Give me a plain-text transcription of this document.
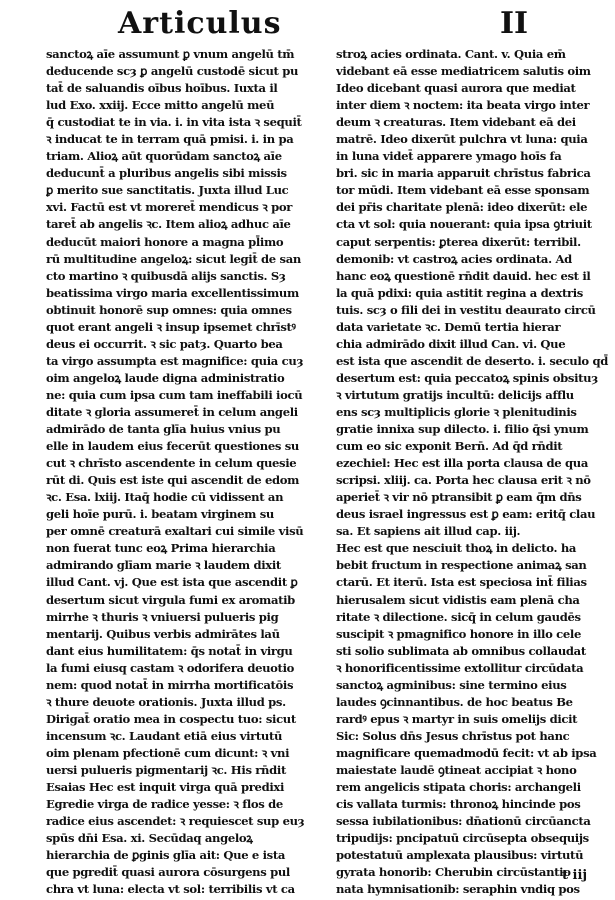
Articulus	II
sanctoꝝ aīe assumunt ꝑ vnum angelū tm̄
deducende scȝ ꝑ angelū custodē sicut pu
tat̄ de saluandis oībus hoībus. Iuxta il
lud Exo. xxiij. Ecce mitto angelū meū
q̄ custodiat te in via. i. in vita ista ꝛ sequit̄
ꝛ inducat te in terram quā pmisi. i. in pa
triam. Alioꝝ aūt quorūdam sanctoꝝ aīe
deducunt̄ a pluribus angelis sibi missis
ꝑ merito sue sanctitatis. Juxta illud Luc
xvi. Factū est vt moreret̄ mendicus ꝛ por
taret̄ ab angelis ꝛc. Item alioꝝ adhuc aīe
deducūt maiori honore a magna pl̄imo
rū multitudine angeloꝝ: sicut legit̄ de san
cto martino ꝛ quibusdā alijs sanctis. Sȝ
beatissima virgo maria excellentissimum
obtinuit honorē sup omnes: quia omnes
quot erant angeli ꝛ insup ipsemet chrīstꝰ
deus ei occurrit. ꝛ sic patȝ. Quarto bea
ta virgo assumpta est magnifice: quia cuȝ
oim angeloꝝ laude digna administratio
ne: quia cum ipsa cum tam ineffabili iocū
ditate ꝛ gloria assumeret̄ in celum angeli
admirādo de tanta glīa huius vnius pu
elle in laudem eius fecerūt questiones su
cut ꝛ chrīsto ascendente in celum quesie
rūt di. Quis est iste qui ascendit de edom
ꝛc. Esa. lxiij. Itaq̄ hodie cū vidissent an
geli hoīe purū. i. beatam virginem su
per omnē creaturā exaltari cui simile visū
non fuerat tunc eoꝝ Prima hierarchia
admirando glīam marie ꝛ laudem dixit
illud Cant. vj. Que est ista que ascendit ꝑ
desertum sicut virgula fumi ex aromatib
mirrhe ꝛ thuris ꝛ vniuersi pulueris pig
mentarij. Quibus verbis admirātes laū
dant eius humilitatem: q̄s notat̄ in virgu
la fumi eiusq castam ꝛ odorifera deuotio
nem: quod notat̄ in mirrha mortificatōis
ꝛ thure deuote orationis. Juxta illud ps.
Dirigat̄ oratio mea in cospectu tuo: sicut
incensum ꝛc. Laudant etiā eius virtutū
oim plenam pfectionē cum dicunt: ꝛ vni
uersi pulueris pigmentarij ꝛc. His rn̄dit
Esaias Hec est inquit virga quā predixi
Egredie virga de radice yesse: ꝛ flos de
radice eius ascendet: ꝛ requiescet sup euȝ
spūs dn̄i Esa. xi. Secūdaq angeloꝝ
hierarchia de ꝑginis glīa ait: Que e ista
que pgredit̄ quasi aurora cōsurgens pul
chra vt luna: electa vt sol: terribilis vt ca
stroꝝ acies ordinata. Cant. v. Quia em̄
videbant eā esse mediatricem salutis oim
Ideo dicebant quasi aurora que mediat
inter diem ꝛ noctem: ita beata virgo inter
deum ꝛ creaturas. Item videbant eā dei
matrē. Ideo dixerūt pulchra vt luna: quia
in luna videt̄ apparere ymago hoīs fa
bri. sic in maria apparuit chrīstus fabrica
tor mūdi. Item videbant eā esse sponsam
dei pr̄is charitate plenā: ideo dixerūt: ele
cta vt sol: quia nouerant: quia ipsa ꝯtriuit
caput serpentis: ꝑterea dixerūt: terribil.
demonib: vt castroꝝ acies ordinata. Ad
hanc eoꝝ questionē rn̄dit dauid. hec est il
la quā pdixi: quia astitit regina a dextris
tuis. scȝ o fili dei in vestitu deaurato circū
data varietate ꝛc. Demū tertia hierar
chia admirādo dixit illud Can. vi. Que
est ista que ascendit de deserto. i. seculo qd̄
desertum est: quia peccatoꝝ spinis obsituȝ
ꝛ virtutum gratijs incultū: delicijs afflu
ens scȝ multiplicis glorie ꝛ plenitudinis
gratie innixa sup dilecto. i. filio q̄si ynum
cum eo sic exponit Bern̄. Ad q̄d rn̄dit
ezechiel: Hec est illa porta clausa de qua
scripsi. xliij. ca. Porta hec clausa erit ꝛ nō
aperiet̄ ꝛ vir nō ptransibit ꝑ eam q̄m dn̄s
deus israel ingressus est ꝑ eam: eritq̄ clau
sa. Et sapiens ait illud cap. iij.
Hec est que nesciuit thoꝝ in delicto. ha
bebit fructum in respectione animaꝝ san
ctarū. Et iterū. Ista est speciosa int̄ filias
hierusalem sicut vidistis eam plenā cha
ritate ꝛ dilectione. sicq̄ in celum gaudēs
suscipit ꝛ pmagnifico honore in illo cele
sti solio sublimata ab omnibus collaudat
ꝛ honorificentissime extollitur circūdata
sanctoꝝ agminibus: sine termino eius
laudes ꝯcinnantibus. de hoc beatus Be
rardꝰ epus ꝛ martyr in suis omelijs dicit
Sic: Solus dn̄s Jesus chrīstus pot hanc
magnificare quemadmodū fecit: vt ab ipsa
maiestate laudē ꝯtineat accipiat ꝛ hono
rem angelicis stipata choris: archangeli
cis vallata turmis: thronoꝝ hincinde pos
sessa iubilationibus: dn̄ationū circūancta
tripudijs: pncipatuū circūsepta obsequijs
potestatuū amplexata plausibus: virtutū
gyrata honorib: Cherubin circūstantio
nata hymnisationib: seraphin vndiq pos
t iij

** Instructions to follow **
Count each line where the string "celum" occurs, and write only the number.

** Result of this task **
3